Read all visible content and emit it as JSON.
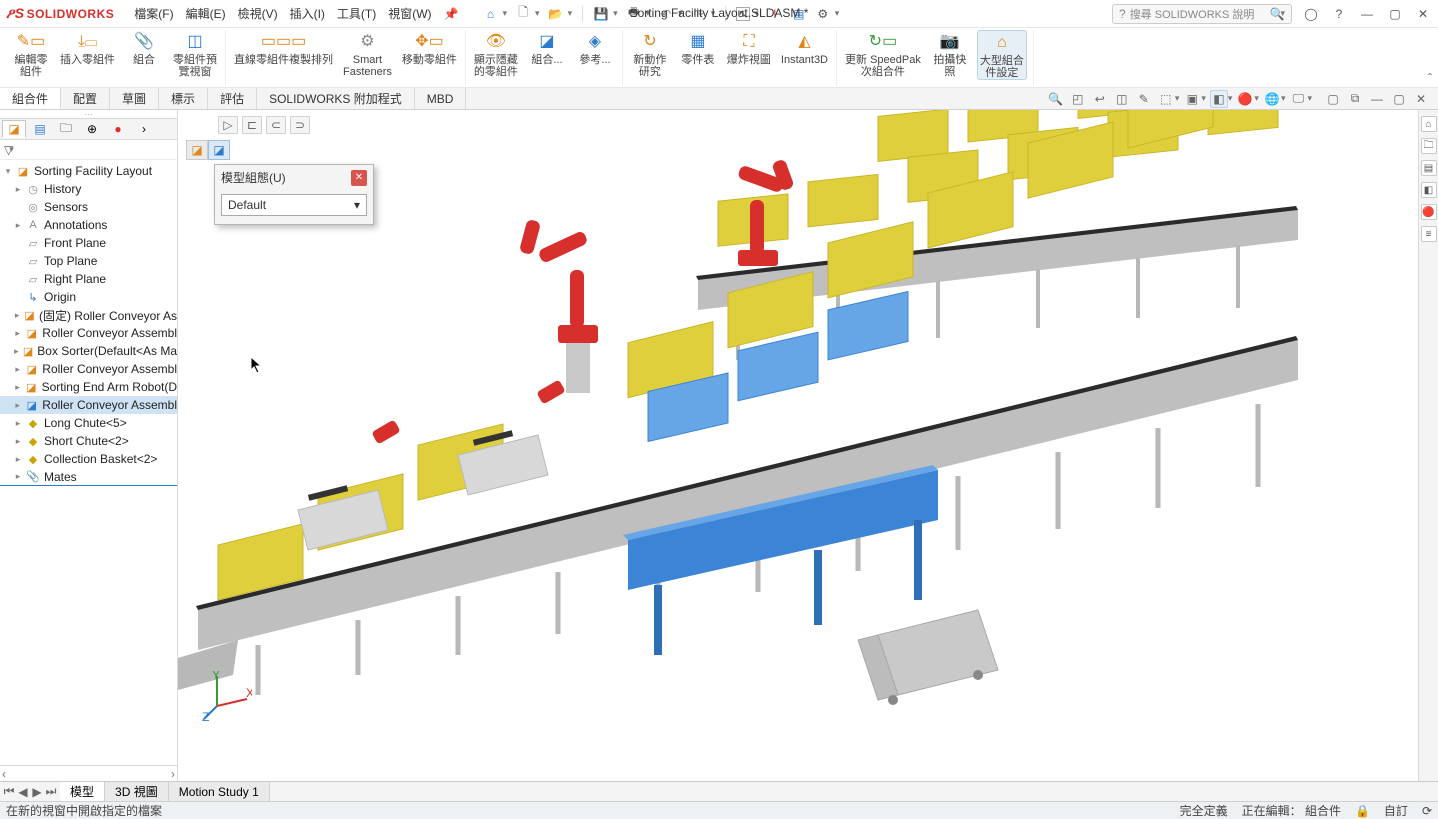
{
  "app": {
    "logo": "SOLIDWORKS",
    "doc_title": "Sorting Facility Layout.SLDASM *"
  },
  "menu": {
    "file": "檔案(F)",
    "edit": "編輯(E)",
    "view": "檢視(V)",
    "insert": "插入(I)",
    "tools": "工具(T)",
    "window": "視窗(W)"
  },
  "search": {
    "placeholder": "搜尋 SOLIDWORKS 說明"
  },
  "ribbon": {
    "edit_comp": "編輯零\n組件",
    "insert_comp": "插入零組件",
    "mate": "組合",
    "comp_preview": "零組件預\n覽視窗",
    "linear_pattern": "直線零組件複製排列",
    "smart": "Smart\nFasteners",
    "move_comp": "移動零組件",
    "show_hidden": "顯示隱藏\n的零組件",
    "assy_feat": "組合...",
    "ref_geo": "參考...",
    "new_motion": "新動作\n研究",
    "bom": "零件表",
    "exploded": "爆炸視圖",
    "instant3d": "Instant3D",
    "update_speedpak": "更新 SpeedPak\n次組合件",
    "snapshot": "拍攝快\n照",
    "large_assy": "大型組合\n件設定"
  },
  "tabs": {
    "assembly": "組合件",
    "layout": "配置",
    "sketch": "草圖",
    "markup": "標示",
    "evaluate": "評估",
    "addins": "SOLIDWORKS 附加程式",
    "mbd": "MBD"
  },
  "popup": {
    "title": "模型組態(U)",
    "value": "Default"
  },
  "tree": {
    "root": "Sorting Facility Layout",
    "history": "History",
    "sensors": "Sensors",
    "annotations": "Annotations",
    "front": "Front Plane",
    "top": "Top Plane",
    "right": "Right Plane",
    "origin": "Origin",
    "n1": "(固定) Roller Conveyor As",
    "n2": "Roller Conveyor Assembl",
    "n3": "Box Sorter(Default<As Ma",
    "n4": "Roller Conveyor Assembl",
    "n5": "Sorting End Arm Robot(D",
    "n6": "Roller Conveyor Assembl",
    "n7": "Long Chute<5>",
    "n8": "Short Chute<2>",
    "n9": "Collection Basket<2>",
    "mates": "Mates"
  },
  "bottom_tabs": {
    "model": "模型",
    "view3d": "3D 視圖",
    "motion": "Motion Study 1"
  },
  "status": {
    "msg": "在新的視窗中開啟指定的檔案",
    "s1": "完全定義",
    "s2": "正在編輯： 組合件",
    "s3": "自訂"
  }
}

....

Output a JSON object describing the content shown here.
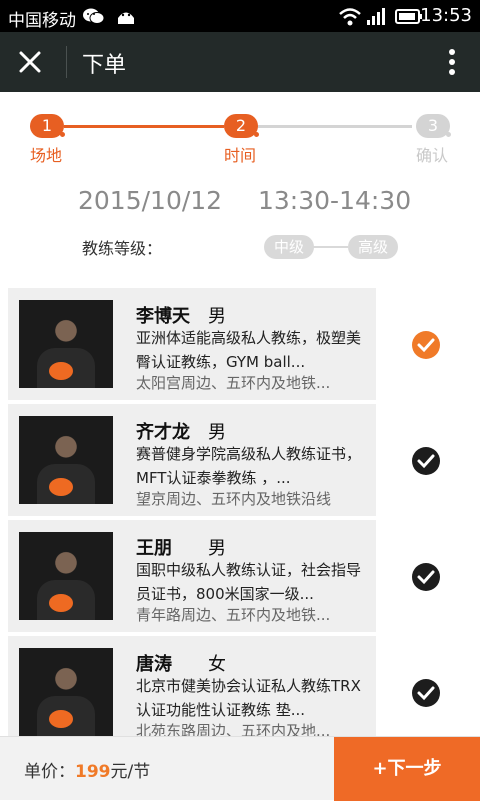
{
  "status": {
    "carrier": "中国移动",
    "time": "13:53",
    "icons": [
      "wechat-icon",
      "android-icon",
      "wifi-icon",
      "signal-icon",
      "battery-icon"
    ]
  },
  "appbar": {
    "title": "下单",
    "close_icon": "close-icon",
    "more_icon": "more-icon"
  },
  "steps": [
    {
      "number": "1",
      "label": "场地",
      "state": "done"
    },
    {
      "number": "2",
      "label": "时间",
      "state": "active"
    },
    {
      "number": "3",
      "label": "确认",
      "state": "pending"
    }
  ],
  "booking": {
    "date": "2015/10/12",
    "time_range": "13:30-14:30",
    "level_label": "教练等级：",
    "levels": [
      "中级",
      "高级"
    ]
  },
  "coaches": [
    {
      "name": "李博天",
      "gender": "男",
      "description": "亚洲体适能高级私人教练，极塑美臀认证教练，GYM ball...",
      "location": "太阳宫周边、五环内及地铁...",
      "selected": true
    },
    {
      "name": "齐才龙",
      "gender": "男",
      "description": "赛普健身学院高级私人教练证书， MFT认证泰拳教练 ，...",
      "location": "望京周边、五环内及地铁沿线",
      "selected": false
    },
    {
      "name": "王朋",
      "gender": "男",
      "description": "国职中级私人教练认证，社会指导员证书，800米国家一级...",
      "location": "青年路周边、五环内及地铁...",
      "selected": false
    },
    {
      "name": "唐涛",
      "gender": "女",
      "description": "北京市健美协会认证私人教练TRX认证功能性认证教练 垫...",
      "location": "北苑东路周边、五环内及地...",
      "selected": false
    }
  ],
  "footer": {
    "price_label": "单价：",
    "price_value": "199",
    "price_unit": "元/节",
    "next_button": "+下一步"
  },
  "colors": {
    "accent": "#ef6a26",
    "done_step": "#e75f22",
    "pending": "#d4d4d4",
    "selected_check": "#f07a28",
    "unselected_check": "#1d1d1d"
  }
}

....

_REQUIRED WORK:_
Pick out the lines that include the word "Facility" and write them out.

_RESPONSE TO THE EXERCISE:_
    "doc_title": "Sorting Facility Layout.SLDASM *"
    "root": "Sorting Facility Layout",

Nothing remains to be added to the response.